■ **What is being asked**: Copy out every line that contains "ylabel".

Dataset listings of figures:
►
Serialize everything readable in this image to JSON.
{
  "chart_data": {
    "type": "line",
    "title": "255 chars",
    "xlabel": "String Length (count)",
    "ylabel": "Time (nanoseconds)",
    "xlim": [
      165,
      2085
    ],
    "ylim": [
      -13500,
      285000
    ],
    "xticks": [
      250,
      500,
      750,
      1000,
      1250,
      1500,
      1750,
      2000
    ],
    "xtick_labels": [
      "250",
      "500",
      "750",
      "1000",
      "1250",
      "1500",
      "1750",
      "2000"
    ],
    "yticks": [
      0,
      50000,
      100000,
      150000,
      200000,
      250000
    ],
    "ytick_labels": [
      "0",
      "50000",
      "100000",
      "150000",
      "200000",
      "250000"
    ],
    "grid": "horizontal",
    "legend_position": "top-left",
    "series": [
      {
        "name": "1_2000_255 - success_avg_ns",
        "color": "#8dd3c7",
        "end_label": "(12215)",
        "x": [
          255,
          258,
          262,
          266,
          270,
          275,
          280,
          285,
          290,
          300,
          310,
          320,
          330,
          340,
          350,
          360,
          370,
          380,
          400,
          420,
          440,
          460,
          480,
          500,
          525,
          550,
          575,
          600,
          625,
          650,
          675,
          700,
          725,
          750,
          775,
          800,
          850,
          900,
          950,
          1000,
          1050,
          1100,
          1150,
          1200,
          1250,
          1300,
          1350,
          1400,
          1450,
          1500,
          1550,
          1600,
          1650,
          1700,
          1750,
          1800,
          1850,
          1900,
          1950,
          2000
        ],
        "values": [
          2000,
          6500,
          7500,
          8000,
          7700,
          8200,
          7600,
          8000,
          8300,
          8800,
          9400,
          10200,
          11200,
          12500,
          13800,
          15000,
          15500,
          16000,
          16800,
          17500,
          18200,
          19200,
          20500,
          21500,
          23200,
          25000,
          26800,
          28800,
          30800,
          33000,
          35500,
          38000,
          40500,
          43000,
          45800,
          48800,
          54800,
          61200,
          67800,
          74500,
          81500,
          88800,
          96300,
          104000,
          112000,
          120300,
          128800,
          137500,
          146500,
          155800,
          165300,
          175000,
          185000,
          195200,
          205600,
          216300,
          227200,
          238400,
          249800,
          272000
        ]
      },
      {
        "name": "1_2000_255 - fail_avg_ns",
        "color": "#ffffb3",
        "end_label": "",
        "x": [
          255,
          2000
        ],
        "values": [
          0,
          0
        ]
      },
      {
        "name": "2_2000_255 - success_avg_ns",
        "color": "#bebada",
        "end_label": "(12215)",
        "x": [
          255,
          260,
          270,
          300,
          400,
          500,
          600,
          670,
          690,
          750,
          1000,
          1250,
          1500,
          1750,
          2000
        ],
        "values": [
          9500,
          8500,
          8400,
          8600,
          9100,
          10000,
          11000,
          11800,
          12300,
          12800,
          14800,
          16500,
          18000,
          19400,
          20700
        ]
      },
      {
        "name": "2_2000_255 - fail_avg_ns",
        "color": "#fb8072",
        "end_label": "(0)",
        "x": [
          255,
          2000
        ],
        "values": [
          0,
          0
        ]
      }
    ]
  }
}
◄
►
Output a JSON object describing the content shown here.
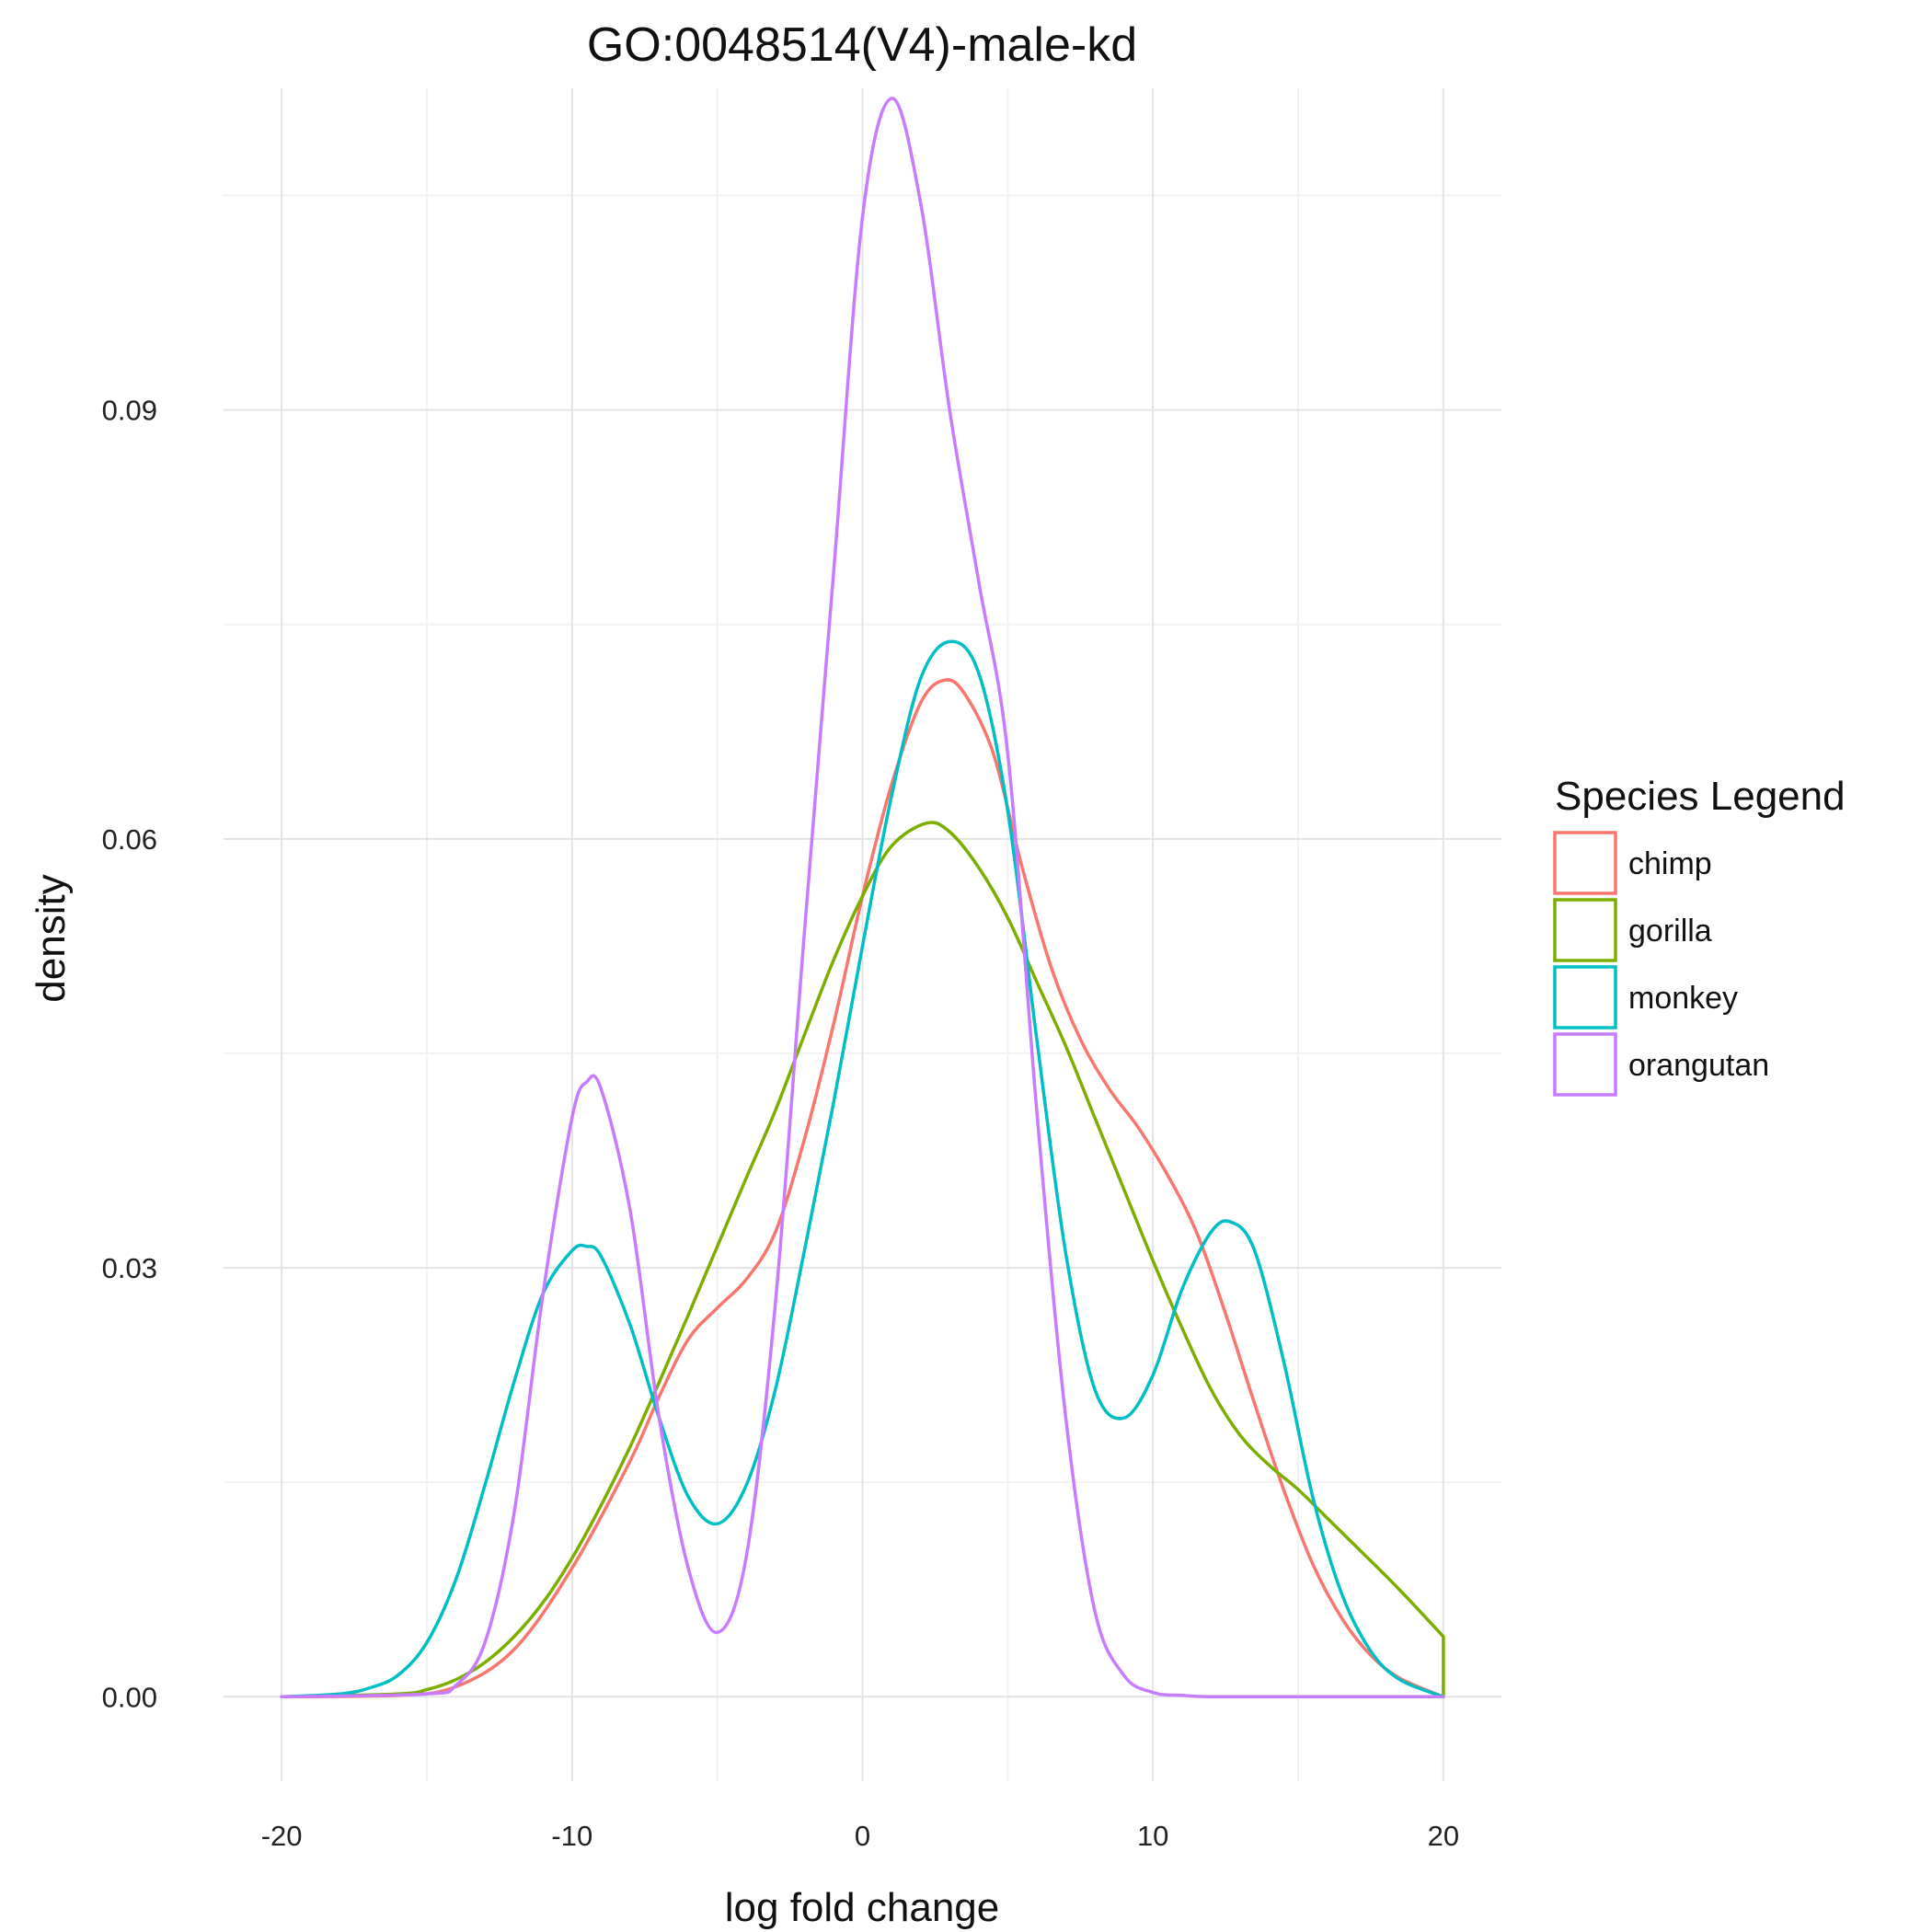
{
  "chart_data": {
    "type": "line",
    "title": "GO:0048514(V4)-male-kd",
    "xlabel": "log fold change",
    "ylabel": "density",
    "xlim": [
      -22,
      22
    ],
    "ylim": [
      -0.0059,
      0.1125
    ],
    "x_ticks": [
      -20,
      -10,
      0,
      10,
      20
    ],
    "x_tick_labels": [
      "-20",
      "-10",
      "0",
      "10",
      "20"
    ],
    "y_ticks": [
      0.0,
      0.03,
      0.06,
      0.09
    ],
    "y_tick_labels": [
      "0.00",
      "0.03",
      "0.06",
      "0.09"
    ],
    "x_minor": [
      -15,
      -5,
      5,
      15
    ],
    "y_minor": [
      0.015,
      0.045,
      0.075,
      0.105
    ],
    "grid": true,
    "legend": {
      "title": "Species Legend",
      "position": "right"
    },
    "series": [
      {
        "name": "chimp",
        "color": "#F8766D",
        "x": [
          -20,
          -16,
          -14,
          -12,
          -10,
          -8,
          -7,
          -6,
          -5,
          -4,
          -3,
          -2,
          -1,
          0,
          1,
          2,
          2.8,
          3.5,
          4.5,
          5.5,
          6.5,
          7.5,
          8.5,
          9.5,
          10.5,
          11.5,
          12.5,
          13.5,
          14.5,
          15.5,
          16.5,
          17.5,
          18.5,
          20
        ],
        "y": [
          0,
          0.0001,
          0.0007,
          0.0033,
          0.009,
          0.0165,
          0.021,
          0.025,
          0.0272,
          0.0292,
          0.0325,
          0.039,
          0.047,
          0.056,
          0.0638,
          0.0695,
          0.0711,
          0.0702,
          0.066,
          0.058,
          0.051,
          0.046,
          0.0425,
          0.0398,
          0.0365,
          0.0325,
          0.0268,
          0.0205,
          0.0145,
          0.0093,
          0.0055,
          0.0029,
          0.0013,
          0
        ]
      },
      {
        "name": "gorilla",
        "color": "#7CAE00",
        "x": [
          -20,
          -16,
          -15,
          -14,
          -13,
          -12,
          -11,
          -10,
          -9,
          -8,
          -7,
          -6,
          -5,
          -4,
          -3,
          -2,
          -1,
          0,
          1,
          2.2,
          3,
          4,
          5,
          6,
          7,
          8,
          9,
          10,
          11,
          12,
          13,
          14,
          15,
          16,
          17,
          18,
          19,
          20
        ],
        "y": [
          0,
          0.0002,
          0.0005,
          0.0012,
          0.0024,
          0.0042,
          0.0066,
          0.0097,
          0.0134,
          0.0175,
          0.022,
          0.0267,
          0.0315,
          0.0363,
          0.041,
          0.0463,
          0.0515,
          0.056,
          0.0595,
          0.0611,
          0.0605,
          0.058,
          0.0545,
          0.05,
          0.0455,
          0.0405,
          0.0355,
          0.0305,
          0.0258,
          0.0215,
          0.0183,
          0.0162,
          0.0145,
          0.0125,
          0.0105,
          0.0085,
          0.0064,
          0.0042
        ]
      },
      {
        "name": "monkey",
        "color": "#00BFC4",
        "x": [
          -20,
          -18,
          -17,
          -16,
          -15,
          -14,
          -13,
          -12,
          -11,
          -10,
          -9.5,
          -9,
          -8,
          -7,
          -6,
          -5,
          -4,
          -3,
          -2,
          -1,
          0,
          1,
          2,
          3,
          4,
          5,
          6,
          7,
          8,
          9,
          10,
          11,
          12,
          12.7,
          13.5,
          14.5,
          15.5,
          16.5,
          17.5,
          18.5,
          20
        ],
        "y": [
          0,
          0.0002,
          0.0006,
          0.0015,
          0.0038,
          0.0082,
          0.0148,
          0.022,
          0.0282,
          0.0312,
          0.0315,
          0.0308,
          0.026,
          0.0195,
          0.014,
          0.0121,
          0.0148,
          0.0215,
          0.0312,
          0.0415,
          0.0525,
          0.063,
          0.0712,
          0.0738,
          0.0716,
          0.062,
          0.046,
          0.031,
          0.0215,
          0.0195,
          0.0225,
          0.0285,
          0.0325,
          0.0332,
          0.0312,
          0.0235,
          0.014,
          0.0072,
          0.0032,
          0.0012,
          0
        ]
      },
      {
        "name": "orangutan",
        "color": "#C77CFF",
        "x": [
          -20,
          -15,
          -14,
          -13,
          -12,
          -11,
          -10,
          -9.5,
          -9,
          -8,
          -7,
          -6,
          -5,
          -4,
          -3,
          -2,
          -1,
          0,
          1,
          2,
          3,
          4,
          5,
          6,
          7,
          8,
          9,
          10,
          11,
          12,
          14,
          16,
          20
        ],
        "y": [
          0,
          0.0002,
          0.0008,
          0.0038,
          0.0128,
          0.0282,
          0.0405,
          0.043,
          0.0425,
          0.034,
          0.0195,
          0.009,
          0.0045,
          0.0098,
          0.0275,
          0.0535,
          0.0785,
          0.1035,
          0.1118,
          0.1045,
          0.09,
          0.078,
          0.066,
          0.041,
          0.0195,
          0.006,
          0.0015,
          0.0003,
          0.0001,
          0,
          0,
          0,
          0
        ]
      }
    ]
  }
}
◄
■ **Right answer**:
    "ylabel": "Time (nanoseconds)",
    "ylabel": "density",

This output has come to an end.